TASK =
The entries below should be transcribed in their entirety, exactly as written.
⟨
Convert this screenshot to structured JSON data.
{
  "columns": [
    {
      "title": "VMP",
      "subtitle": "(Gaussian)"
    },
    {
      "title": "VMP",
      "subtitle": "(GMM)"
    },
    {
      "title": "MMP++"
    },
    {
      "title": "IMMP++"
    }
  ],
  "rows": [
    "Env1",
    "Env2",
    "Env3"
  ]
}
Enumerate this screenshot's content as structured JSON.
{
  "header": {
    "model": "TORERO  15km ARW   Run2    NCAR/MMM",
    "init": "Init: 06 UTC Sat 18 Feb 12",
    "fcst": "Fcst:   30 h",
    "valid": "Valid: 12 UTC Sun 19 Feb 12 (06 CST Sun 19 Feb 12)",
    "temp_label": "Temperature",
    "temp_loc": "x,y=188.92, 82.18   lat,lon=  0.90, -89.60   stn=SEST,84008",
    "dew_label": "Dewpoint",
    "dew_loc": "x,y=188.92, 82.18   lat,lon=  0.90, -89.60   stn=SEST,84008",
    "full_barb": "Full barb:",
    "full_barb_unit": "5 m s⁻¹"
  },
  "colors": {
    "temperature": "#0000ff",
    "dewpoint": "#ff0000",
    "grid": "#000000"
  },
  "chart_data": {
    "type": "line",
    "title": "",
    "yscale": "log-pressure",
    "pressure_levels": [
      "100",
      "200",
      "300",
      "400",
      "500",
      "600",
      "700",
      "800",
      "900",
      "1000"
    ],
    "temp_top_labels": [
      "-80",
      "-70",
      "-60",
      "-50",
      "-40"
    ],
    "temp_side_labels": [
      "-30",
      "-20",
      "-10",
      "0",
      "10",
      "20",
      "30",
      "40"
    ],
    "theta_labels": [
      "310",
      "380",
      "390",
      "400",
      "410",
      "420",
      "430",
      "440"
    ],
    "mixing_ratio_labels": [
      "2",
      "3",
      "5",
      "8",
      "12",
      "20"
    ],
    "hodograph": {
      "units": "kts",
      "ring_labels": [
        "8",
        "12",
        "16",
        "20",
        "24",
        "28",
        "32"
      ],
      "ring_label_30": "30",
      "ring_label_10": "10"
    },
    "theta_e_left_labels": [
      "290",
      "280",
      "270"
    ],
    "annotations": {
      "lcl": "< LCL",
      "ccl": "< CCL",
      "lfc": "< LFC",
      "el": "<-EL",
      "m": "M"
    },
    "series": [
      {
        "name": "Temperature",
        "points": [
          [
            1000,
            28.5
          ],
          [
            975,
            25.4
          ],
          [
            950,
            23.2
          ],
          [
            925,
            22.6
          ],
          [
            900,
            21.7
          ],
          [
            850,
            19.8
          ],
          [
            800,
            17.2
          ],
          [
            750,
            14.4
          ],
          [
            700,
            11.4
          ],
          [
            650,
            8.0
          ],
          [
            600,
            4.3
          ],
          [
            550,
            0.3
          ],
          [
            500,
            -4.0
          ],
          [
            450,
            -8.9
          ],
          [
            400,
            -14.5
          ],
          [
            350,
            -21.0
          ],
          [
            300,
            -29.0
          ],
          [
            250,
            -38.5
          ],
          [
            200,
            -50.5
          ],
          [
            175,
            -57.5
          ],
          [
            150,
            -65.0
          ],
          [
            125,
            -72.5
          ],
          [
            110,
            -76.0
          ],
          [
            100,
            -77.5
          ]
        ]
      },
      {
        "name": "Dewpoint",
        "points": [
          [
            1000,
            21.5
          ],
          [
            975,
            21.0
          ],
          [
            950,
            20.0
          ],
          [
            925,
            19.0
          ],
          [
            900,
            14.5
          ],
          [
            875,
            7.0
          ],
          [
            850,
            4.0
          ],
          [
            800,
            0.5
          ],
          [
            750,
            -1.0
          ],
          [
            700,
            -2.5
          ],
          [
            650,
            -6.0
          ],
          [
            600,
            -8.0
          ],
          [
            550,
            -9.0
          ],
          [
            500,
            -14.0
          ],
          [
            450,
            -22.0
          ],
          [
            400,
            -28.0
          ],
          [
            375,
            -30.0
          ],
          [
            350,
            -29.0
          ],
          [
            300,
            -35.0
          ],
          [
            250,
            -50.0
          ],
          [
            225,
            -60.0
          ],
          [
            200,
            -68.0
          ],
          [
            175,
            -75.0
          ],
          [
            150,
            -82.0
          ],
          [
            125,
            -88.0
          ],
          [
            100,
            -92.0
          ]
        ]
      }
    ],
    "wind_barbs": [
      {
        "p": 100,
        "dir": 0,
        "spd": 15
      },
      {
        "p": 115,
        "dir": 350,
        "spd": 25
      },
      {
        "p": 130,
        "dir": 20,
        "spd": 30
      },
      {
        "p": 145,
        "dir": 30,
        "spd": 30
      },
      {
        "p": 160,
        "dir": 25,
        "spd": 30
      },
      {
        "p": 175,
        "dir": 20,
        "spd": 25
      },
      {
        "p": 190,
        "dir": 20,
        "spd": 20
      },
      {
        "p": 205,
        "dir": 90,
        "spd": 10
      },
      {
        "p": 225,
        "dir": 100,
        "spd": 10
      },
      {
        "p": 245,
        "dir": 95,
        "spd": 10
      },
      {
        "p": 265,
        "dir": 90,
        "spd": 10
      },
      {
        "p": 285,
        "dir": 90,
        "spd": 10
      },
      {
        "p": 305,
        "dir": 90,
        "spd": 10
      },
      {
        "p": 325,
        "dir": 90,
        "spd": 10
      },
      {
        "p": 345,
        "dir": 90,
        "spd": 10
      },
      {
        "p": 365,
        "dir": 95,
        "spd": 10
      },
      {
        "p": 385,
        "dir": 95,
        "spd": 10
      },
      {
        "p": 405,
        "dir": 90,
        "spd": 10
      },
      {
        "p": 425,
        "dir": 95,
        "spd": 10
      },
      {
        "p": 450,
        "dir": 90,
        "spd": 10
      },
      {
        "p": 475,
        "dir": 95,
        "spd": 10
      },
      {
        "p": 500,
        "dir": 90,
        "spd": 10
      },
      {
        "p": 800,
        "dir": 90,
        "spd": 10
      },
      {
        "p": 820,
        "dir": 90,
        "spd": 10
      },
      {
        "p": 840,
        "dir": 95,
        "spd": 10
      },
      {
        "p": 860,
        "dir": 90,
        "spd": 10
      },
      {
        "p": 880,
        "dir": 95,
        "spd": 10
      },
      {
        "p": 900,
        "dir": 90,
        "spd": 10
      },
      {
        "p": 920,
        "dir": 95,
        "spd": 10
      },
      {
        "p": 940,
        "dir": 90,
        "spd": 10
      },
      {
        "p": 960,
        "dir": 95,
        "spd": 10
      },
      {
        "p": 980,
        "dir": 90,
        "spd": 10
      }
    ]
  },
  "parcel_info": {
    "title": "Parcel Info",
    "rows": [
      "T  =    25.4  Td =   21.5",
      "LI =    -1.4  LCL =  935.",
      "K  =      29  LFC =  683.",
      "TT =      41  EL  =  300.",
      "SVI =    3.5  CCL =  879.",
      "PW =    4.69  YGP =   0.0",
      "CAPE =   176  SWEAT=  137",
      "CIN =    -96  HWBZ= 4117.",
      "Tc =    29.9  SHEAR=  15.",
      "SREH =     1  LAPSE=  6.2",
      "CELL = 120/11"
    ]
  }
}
⟩
COMPLETE RESPONSE =
Convert this screenshot to structured JSON data.
{
  "columns": [
    {
      "title": "VMP",
      "subtitle": "(Gaussian)"
    },
    {
      "title": "VMP",
      "subtitle": "(GMM)"
    },
    {
      "title": "MMP++"
    },
    {
      "title": "IMMP++"
    }
  ],
  "rows": [
    "Env1",
    "Env2",
    "Env3"
  ]
}
Enumerate this screenshot's content as structured JSON.
{
  "header": {
    "model": "TORERO  15km ARW   Run2    NCAR/MMM",
    "init": "Init: 06 UTC Sat 18 Feb 12",
    "fcst": "Fcst:   30 h",
    "valid": "Valid: 12 UTC Sun 19 Feb 12 (06 CST Sun 19 Feb 12)",
    "temp_label": "Temperature",
    "temp_loc": "x,y=188.92, 82.18   lat,lon=  0.90, -89.60   stn=SEST,84008",
    "dew_label": "Dewpoint",
    "dew_loc": "x,y=188.92, 82.18   lat,lon=  0.90, -89.60   stn=SEST,84008",
    "full_barb": "Full barb:",
    "full_barb_unit": "5 m s⁻¹"
  },
  "colors": {
    "temperature": "#0000ff",
    "dewpoint": "#ff0000",
    "grid": "#000000"
  },
  "chart_data": {
    "type": "line",
    "title": "",
    "yscale": "log-pressure",
    "pressure_levels": [
      "100",
      "200",
      "300",
      "400",
      "500",
      "600",
      "700",
      "800",
      "900",
      "1000"
    ],
    "temp_top_labels": [
      "-80",
      "-70",
      "-60",
      "-50",
      "-40"
    ],
    "temp_side_labels": [
      "-30",
      "-20",
      "-10",
      "0",
      "10",
      "20",
      "30",
      "40"
    ],
    "theta_labels": [
      "310",
      "380",
      "390",
      "400",
      "410",
      "420",
      "430",
      "440"
    ],
    "mixing_ratio_labels": [
      "2",
      "3",
      "5",
      "8",
      "12",
      "20"
    ],
    "hodograph": {
      "units": "kts",
      "ring_labels": [
        "8",
        "12",
        "16",
        "20",
        "24",
        "28",
        "32"
      ],
      "ring_label_30": "30",
      "ring_label_10": "10"
    },
    "theta_e_left_labels": [
      "290",
      "280",
      "270"
    ],
    "annotations": {
      "lcl": "< LCL",
      "ccl": "< CCL",
      "lfc": "< LFC",
      "el": "<-EL",
      "m": "M"
    },
    "series": [
      {
        "name": "Temperature",
        "points": [
          [
            1000,
            28.5
          ],
          [
            975,
            25.4
          ],
          [
            950,
            23.2
          ],
          [
            925,
            22.6
          ],
          [
            900,
            21.7
          ],
          [
            850,
            19.8
          ],
          [
            800,
            17.2
          ],
          [
            750,
            14.4
          ],
          [
            700,
            11.4
          ],
          [
            650,
            8.0
          ],
          [
            600,
            4.3
          ],
          [
            550,
            0.3
          ],
          [
            500,
            -4.0
          ],
          [
            450,
            -8.9
          ],
          [
            400,
            -14.5
          ],
          [
            350,
            -21.0
          ],
          [
            300,
            -29.0
          ],
          [
            250,
            -38.5
          ],
          [
            200,
            -50.5
          ],
          [
            175,
            -57.5
          ],
          [
            150,
            -65.0
          ],
          [
            125,
            -72.5
          ],
          [
            110,
            -76.0
          ],
          [
            100,
            -77.5
          ]
        ]
      },
      {
        "name": "Dewpoint",
        "points": [
          [
            1000,
            21.5
          ],
          [
            975,
            21.0
          ],
          [
            950,
            20.0
          ],
          [
            925,
            19.0
          ],
          [
            900,
            14.5
          ],
          [
            875,
            7.0
          ],
          [
            850,
            4.0
          ],
          [
            800,
            0.5
          ],
          [
            750,
            -1.0
          ],
          [
            700,
            -2.5
          ],
          [
            650,
            -6.0
          ],
          [
            600,
            -8.0
          ],
          [
            550,
            -9.0
          ],
          [
            500,
            -14.0
          ],
          [
            450,
            -22.0
          ],
          [
            400,
            -28.0
          ],
          [
            375,
            -30.0
          ],
          [
            350,
            -29.0
          ],
          [
            300,
            -35.0
          ],
          [
            250,
            -50.0
          ],
          [
            225,
            -60.0
          ],
          [
            200,
            -68.0
          ],
          [
            175,
            -75.0
          ],
          [
            150,
            -82.0
          ],
          [
            125,
            -88.0
          ],
          [
            100,
            -92.0
          ]
        ]
      }
    ],
    "wind_barbs": [
      {
        "p": 100,
        "dir": 0,
        "spd": 15
      },
      {
        "p": 115,
        "dir": 350,
        "spd": 25
      },
      {
        "p": 130,
        "dir": 20,
        "spd": 30
      },
      {
        "p": 145,
        "dir": 30,
        "spd": 30
      },
      {
        "p": 160,
        "dir": 25,
        "spd": 30
      },
      {
        "p": 175,
        "dir": 20,
        "spd": 25
      },
      {
        "p": 190,
        "dir": 20,
        "spd": 20
      },
      {
        "p": 205,
        "dir": 90,
        "spd": 10
      },
      {
        "p": 225,
        "dir": 100,
        "spd": 10
      },
      {
        "p": 245,
        "dir": 95,
        "spd": 10
      },
      {
        "p": 265,
        "dir": 90,
        "spd": 10
      },
      {
        "p": 285,
        "dir": 90,
        "spd": 10
      },
      {
        "p": 305,
        "dir": 90,
        "spd": 10
      },
      {
        "p": 325,
        "dir": 90,
        "spd": 10
      },
      {
        "p": 345,
        "dir": 90,
        "spd": 10
      },
      {
        "p": 365,
        "dir": 95,
        "spd": 10
      },
      {
        "p": 385,
        "dir": 95,
        "spd": 10
      },
      {
        "p": 405,
        "dir": 90,
        "spd": 10
      },
      {
        "p": 425,
        "dir": 95,
        "spd": 10
      },
      {
        "p": 450,
        "dir": 90,
        "spd": 10
      },
      {
        "p": 475,
        "dir": 95,
        "spd": 10
      },
      {
        "p": 500,
        "dir": 90,
        "spd": 10
      },
      {
        "p": 800,
        "dir": 90,
        "spd": 10
      },
      {
        "p": 820,
        "dir": 90,
        "spd": 10
      },
      {
        "p": 840,
        "dir": 95,
        "spd": 10
      },
      {
        "p": 860,
        "dir": 90,
        "spd": 10
      },
      {
        "p": 880,
        "dir": 95,
        "spd": 10
      },
      {
        "p": 900,
        "dir": 90,
        "spd": 10
      },
      {
        "p": 920,
        "dir": 95,
        "spd": 10
      },
      {
        "p": 940,
        "dir": 90,
        "spd": 10
      },
      {
        "p": 960,
        "dir": 95,
        "spd": 10
      },
      {
        "p": 980,
        "dir": 90,
        "spd": 10
      }
    ]
  },
  "parcel_info": {
    "title": "Parcel Info",
    "rows": [
      "T  =    25.4  Td =   21.5",
      "LI =    -1.4  LCL =  935.",
      "K  =      29  LFC =  683.",
      "TT =      41  EL  =  300.",
      "SVI =    3.5  CCL =  879.",
      "PW =    4.69  YGP =   0.0",
      "CAPE =   176  SWEAT=  137",
      "CIN =    -96  HWBZ= 4117.",
      "Tc =    29.9  SHEAR=  15.",
      "SREH =     1  LAPSE=  6.2",
      "CELL = 120/11"
    ]
  }
}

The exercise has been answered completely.